▸ GOAL: Retype the material that follows, keeping every word as it is.

▸ DATA RECORDS:

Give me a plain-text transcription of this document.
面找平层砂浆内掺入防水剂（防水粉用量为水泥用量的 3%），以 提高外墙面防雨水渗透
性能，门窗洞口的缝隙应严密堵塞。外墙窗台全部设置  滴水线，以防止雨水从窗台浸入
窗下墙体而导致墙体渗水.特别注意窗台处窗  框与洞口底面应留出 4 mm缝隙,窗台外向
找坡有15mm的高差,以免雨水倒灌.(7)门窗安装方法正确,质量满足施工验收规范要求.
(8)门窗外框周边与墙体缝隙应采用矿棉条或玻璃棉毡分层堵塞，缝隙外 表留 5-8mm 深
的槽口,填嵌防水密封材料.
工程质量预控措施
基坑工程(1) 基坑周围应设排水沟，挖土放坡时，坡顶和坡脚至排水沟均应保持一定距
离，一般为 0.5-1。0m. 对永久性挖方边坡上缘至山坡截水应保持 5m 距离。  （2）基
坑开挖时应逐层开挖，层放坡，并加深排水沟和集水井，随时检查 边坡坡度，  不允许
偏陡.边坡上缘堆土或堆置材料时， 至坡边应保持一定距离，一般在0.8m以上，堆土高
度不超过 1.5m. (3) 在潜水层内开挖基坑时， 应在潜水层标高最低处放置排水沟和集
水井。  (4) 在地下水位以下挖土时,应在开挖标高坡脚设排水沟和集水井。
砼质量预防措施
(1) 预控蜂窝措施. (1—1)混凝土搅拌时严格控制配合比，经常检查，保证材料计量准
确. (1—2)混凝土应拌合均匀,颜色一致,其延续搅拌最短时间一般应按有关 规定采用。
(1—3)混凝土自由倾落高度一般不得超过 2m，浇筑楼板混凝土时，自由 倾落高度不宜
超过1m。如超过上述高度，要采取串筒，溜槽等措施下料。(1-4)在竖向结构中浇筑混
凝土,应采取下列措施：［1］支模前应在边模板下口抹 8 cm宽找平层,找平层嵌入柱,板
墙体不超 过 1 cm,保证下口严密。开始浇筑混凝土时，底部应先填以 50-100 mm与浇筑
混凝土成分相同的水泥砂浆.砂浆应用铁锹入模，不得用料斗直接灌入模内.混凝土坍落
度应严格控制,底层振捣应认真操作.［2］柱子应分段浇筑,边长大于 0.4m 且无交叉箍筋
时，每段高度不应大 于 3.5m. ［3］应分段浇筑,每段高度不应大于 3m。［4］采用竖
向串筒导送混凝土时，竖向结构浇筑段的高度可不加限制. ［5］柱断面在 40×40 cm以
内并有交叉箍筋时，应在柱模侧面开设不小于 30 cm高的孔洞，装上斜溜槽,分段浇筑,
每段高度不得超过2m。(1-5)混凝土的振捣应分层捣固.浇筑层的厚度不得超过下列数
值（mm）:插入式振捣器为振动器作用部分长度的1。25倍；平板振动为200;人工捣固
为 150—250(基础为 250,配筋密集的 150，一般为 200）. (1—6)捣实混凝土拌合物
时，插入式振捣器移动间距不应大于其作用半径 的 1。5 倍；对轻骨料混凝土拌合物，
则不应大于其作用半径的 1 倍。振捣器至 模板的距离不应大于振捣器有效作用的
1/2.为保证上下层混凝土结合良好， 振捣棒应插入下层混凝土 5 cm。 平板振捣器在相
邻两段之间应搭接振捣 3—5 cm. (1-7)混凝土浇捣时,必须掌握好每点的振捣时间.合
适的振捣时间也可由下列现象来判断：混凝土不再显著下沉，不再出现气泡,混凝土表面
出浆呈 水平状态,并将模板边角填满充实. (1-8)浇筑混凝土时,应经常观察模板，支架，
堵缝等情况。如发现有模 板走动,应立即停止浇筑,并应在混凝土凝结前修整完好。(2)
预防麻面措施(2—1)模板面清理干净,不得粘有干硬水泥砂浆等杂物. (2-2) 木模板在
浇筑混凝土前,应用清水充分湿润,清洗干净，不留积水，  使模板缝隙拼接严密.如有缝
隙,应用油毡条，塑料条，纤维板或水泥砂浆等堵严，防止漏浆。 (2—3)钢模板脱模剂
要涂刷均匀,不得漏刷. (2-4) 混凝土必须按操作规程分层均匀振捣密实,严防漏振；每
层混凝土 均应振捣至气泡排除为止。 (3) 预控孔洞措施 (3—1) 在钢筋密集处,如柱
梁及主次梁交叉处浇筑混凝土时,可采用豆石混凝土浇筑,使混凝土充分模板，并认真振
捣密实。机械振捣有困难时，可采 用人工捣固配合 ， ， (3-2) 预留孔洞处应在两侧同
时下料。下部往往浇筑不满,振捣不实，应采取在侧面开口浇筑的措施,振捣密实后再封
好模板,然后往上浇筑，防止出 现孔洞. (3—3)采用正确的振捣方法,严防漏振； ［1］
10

▸ SOLUTION:
Give me a plain-text transcription of this document.
面找平层砂浆内掺入防水剂（防水粉用量为水泥用量的 3%），以 提高外墙面防雨水渗透
性能，门窗洞口的缝隙应严密堵塞。外墙窗台全部设置  滴水线，以防止雨水从窗台浸入
窗下墙体而导致墙体渗水.特别注意窗台处窗  框与洞口底面应留出 4 mm缝隙,窗台外向
找坡有15mm的高差,以免雨水倒灌.(7)门窗安装方法正确,质量满足施工验收规范要求.
(8)门窗外框周边与墙体缝隙应采用矿棉条或玻璃棉毡分层堵塞，缝隙外 表留 5-8mm 深
的槽口,填嵌防水密封材料.
工程质量预控措施
基坑工程(1) 基坑周围应设排水沟，挖土放坡时，坡顶和坡脚至排水沟均应保持一定距
离，一般为 0.5-1。0m. 对永久性挖方边坡上缘至山坡截水应保持 5m 距离。  （2）基
坑开挖时应逐层开挖，层放坡，并加深排水沟和集水井，随时检查 边坡坡度，  不允许
偏陡.边坡上缘堆土或堆置材料时， 至坡边应保持一定距离，一般在0.8m以上，堆土高
度不超过 1.5m. (3) 在潜水层内开挖基坑时， 应在潜水层标高最低处放置排水沟和集
水井。  (4) 在地下水位以下挖土时,应在开挖标高坡脚设排水沟和集水井。
砼质量预防措施
(1) 预控蜂窝措施. (1—1)混凝土搅拌时严格控制配合比，经常检查，保证材料计量准
确. (1—2)混凝土应拌合均匀,颜色一致,其延续搅拌最短时间一般应按有关 规定采用。
(1—3)混凝土自由倾落高度一般不得超过 2m，浇筑楼板混凝土时，自由 倾落高度不宜
超过1m。如超过上述高度，要采取串筒，溜槽等措施下料。(1-4)在竖向结构中浇筑混
凝土,应采取下列措施：［1］支模前应在边模板下口抹 8 cm宽找平层,找平层嵌入柱,板
墙体不超 过 1 cm,保证下口严密。开始浇筑混凝土时，底部应先填以 50-100 mm与浇筑
混凝土成分相同的水泥砂浆.砂浆应用铁锹入模，不得用料斗直接灌入模内.混凝土坍落
度应严格控制,底层振捣应认真操作.［2］柱子应分段浇筑,边长大于 0.4m 且无交叉箍筋
时，每段高度不应大 于 3.5m. ［3］应分段浇筑,每段高度不应大于 3m。［4］采用竖
向串筒导送混凝土时，竖向结构浇筑段的高度可不加限制. ［5］柱断面在 40×40 cm以
内并有交叉箍筋时，应在柱模侧面开设不小于 30 cm高的孔洞，装上斜溜槽,分段浇筑,
每段高度不得超过2m。(1-5)混凝土的振捣应分层捣固.浇筑层的厚度不得超过下列数
值（mm）:插入式振捣器为振动器作用部分长度的1。25倍；平板振动为200;人工捣固
为 150—250(基础为 250,配筋密集的 150，一般为 200）. (1—6)捣实混凝土拌合物
时，插入式振捣器移动间距不应大于其作用半径 的 1。5 倍；对轻骨料混凝土拌合物，
则不应大于其作用半径的 1 倍。振捣器至 模板的距离不应大于振捣器有效作用的
1/2.为保证上下层混凝土结合良好， 振捣棒应插入下层混凝土 5 cm。 平板振捣器在相
邻两段之间应搭接振捣 3—5 cm. (1-7)混凝土浇捣时,必须掌握好每点的振捣时间.合
适的振捣时间也可由下列现象来判断：混凝土不再显著下沉，不再出现气泡,混凝土表面
出浆呈 水平状态,并将模板边角填满充实. (1-8)浇筑混凝土时,应经常观察模板，支架，
堵缝等情况。如发现有模 板走动,应立即停止浇筑,并应在混凝土凝结前修整完好。(2)
预防麻面措施(2—1)模板面清理干净,不得粘有干硬水泥砂浆等杂物. (2-2) 木模板在
浇筑混凝土前,应用清水充分湿润,清洗干净，不留积水，  使模板缝隙拼接严密.如有缝
隙,应用油毡条，塑料条，纤维板或水泥砂浆等堵严，防止漏浆。 (2—3)钢模板脱模剂
要涂刷均匀,不得漏刷. (2-4) 混凝土必须按操作规程分层均匀振捣密实,严防漏振；每
层混凝土 均应振捣至气泡排除为止。 (3) 预控孔洞措施 (3—1) 在钢筋密集处,如柱
梁及主次梁交叉处浇筑混凝土时,可采用豆石混凝土浇筑,使混凝土充分模板，并认真振
捣密实。机械振捣有困难时，可采 用人工捣固配合 ， ， (3-2) 预留孔洞处应在两侧同
时下料。下部往往浇筑不满,振捣不实，应采取在侧面开口浇筑的措施,振捣密实后再封
好模板,然后往上浇筑，防止出 现孔洞. (3—3)采用正确的振捣方法,严防漏振； ［1］
10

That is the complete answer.